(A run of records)
## Begin
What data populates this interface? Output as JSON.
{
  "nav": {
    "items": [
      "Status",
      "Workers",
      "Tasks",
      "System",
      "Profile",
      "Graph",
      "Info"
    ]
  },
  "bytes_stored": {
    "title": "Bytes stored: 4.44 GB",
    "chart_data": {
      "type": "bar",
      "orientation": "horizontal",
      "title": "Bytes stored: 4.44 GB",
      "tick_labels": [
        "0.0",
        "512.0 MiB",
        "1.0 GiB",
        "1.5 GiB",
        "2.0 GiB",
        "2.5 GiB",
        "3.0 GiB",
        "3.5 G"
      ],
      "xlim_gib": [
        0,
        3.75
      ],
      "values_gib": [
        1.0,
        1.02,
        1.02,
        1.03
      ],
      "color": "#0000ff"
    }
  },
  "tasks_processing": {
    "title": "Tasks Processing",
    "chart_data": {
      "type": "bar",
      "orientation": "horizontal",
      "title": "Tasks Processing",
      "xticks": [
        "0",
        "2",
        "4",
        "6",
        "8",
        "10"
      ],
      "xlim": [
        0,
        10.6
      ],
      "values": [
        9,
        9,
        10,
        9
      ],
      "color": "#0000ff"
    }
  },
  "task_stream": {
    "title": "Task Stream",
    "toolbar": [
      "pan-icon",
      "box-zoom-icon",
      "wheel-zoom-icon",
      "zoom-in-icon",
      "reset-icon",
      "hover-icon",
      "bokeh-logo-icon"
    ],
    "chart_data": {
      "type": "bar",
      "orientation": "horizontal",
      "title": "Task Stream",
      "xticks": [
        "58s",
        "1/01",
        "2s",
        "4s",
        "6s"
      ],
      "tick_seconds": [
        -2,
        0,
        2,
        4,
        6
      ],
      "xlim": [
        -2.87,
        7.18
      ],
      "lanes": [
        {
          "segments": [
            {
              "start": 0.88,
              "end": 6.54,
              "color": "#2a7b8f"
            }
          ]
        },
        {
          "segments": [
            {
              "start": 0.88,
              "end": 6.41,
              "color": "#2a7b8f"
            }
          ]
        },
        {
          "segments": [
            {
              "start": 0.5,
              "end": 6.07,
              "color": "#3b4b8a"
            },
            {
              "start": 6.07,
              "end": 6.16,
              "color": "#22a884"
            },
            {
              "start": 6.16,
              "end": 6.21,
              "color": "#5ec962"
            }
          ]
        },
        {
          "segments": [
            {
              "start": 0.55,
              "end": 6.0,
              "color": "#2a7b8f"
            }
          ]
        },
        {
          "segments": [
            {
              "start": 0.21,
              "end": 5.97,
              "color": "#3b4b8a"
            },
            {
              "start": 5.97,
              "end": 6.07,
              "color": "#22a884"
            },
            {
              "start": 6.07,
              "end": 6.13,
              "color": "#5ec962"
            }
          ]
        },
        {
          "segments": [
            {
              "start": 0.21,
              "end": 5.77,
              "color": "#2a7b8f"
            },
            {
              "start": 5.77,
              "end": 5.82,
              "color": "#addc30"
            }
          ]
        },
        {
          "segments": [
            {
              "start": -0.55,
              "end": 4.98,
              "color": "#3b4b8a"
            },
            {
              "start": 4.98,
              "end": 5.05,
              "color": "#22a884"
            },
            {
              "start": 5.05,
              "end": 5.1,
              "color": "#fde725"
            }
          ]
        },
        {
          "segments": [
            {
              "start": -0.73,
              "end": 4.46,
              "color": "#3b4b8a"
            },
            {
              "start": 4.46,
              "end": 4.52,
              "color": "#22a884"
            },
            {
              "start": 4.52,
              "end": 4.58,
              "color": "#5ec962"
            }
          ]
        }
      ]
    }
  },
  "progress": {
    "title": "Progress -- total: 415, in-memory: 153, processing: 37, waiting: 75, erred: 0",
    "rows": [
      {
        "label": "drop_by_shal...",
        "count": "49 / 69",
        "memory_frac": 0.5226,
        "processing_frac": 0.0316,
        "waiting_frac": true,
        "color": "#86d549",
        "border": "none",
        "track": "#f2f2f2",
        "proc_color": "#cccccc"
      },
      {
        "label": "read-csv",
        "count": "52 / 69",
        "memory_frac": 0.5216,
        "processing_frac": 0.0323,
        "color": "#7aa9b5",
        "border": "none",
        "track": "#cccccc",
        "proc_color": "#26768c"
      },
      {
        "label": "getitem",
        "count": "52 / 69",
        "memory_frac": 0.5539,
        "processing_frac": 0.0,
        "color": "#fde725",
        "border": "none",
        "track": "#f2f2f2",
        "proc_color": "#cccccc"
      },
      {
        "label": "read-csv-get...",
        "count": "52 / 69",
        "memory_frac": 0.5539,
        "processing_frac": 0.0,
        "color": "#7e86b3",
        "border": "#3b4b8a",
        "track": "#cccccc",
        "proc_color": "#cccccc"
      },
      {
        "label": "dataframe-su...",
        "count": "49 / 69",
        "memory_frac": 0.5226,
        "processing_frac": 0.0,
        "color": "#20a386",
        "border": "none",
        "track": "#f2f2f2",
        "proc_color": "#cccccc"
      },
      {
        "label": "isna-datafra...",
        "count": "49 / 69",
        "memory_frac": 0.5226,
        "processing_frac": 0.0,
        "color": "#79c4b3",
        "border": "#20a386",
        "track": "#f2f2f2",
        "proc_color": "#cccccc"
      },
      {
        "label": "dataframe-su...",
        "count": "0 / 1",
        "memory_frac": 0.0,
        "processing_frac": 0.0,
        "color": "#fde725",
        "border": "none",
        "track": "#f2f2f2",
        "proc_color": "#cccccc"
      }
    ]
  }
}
## End
Exercise brief: Reproduce the complete set of lines precisely as supplied.

Result for this exercise:
What data populates this interface? Output as JSON.
{
  "nav": {
    "items": [
      "Status",
      "Workers",
      "Tasks",
      "System",
      "Profile",
      "Graph",
      "Info"
    ]
  },
  "bytes_stored": {
    "title": "Bytes stored: 4.44 GB",
    "chart_data": {
      "type": "bar",
      "orientation": "horizontal",
      "title": "Bytes stored: 4.44 GB",
      "tick_labels": [
        "0.0",
        "512.0 MiB",
        "1.0 GiB",
        "1.5 GiB",
        "2.0 GiB",
        "2.5 GiB",
        "3.0 GiB",
        "3.5 G"
      ],
      "xlim_gib": [
        0,
        3.75
      ],
      "values_gib": [
        1.0,
        1.02,
        1.02,
        1.03
      ],
      "color": "#0000ff"
    }
  },
  "tasks_processing": {
    "title": "Tasks Processing",
    "chart_data": {
      "type": "bar",
      "orientation": "horizontal",
      "title": "Tasks Processing",
      "xticks": [
        "0",
        "2",
        "4",
        "6",
        "8",
        "10"
      ],
      "xlim": [
        0,
        10.6
      ],
      "values": [
        9,
        9,
        10,
        9
      ],
      "color": "#0000ff"
    }
  },
  "task_stream": {
    "title": "Task Stream",
    "toolbar": [
      "pan-icon",
      "box-zoom-icon",
      "wheel-zoom-icon",
      "zoom-in-icon",
      "reset-icon",
      "hover-icon",
      "bokeh-logo-icon"
    ],
    "chart_data": {
      "type": "bar",
      "orientation": "horizontal",
      "title": "Task Stream",
      "xticks": [
        "58s",
        "1/01",
        "2s",
        "4s",
        "6s"
      ],
      "tick_seconds": [
        -2,
        0,
        2,
        4,
        6
      ],
      "xlim": [
        -2.87,
        7.18
      ],
      "lanes": [
        {
          "segments": [
            {
              "start": 0.88,
              "end": 6.54,
              "color": "#2a7b8f"
            }
          ]
        },
        {
          "segments": [
            {
              "start": 0.88,
              "end": 6.41,
              "color": "#2a7b8f"
            }
          ]
        },
        {
          "segments": [
            {
              "start": 0.5,
              "end": 6.07,
              "color": "#3b4b8a"
            },
            {
              "start": 6.07,
              "end": 6.16,
              "color": "#22a884"
            },
            {
              "start": 6.16,
              "end": 6.21,
              "color": "#5ec962"
            }
          ]
        },
        {
          "segments": [
            {
              "start": 0.55,
              "end": 6.0,
              "color": "#2a7b8f"
            }
          ]
        },
        {
          "segments": [
            {
              "start": 0.21,
              "end": 5.97,
              "color": "#3b4b8a"
            },
            {
              "start": 5.97,
              "end": 6.07,
              "color": "#22a884"
            },
            {
              "start": 6.07,
              "end": 6.13,
              "color": "#5ec962"
            }
          ]
        },
        {
          "segments": [
            {
              "start": 0.21,
              "end": 5.77,
              "color": "#2a7b8f"
            },
            {
              "start": 5.77,
              "end": 5.82,
              "color": "#addc30"
            }
          ]
        },
        {
          "segments": [
            {
              "start": -0.55,
              "end": 4.98,
              "color": "#3b4b8a"
            },
            {
              "start": 4.98,
              "end": 5.05,
              "color": "#22a884"
            },
            {
              "start": 5.05,
              "end": 5.1,
              "color": "#fde725"
            }
          ]
        },
        {
          "segments": [
            {
              "start": -0.73,
              "end": 4.46,
              "color": "#3b4b8a"
            },
            {
              "start": 4.46,
              "end": 4.52,
              "color": "#22a884"
            },
            {
              "start": 4.52,
              "end": 4.58,
              "color": "#5ec962"
            }
          ]
        }
      ]
    }
  },
  "progress": {
    "title": "Progress -- total: 415, in-memory: 153, processing: 37, waiting: 75, erred: 0",
    "rows": [
      {
        "label": "drop_by_shal...",
        "count": "49 / 69",
        "memory_frac": 0.5226,
        "processing_frac": 0.0316,
        "waiting_frac": true,
        "color": "#86d549",
        "border": "none",
        "track": "#f2f2f2",
        "proc_color": "#cccccc"
      },
      {
        "label": "read-csv",
        "count": "52 / 69",
        "memory_frac": 0.5216,
        "processing_frac": 0.0323,
        "color": "#7aa9b5",
        "border": "none",
        "track": "#cccccc",
        "proc_color": "#26768c"
      },
      {
        "label": "getitem",
        "count": "52 / 69",
        "memory_frac": 0.5539,
        "processing_frac": 0.0,
        "color": "#fde725",
        "border": "none",
        "track": "#f2f2f2",
        "proc_color": "#cccccc"
      },
      {
        "label": "read-csv-get...",
        "count": "52 / 69",
        "memory_frac": 0.5539,
        "processing_frac": 0.0,
        "color": "#7e86b3",
        "border": "#3b4b8a",
        "track": "#cccccc",
        "proc_color": "#cccccc"
      },
      {
        "label": "dataframe-su...",
        "count": "49 / 69",
        "memory_frac": 0.5226,
        "processing_frac": 0.0,
        "color": "#20a386",
        "border": "none",
        "track": "#f2f2f2",
        "proc_color": "#cccccc"
      },
      {
        "label": "isna-datafra...",
        "count": "49 / 69",
        "memory_frac": 0.5226,
        "processing_frac": 0.0,
        "color": "#79c4b3",
        "border": "#20a386",
        "track": "#f2f2f2",
        "proc_color": "#cccccc"
      },
      {
        "label": "dataframe-su...",
        "count": "0 / 1",
        "memory_frac": 0.0,
        "processing_frac": 0.0,
        "color": "#fde725",
        "border": "none",
        "track": "#f2f2f2",
        "proc_color": "#cccccc"
      }
    ]
  }
}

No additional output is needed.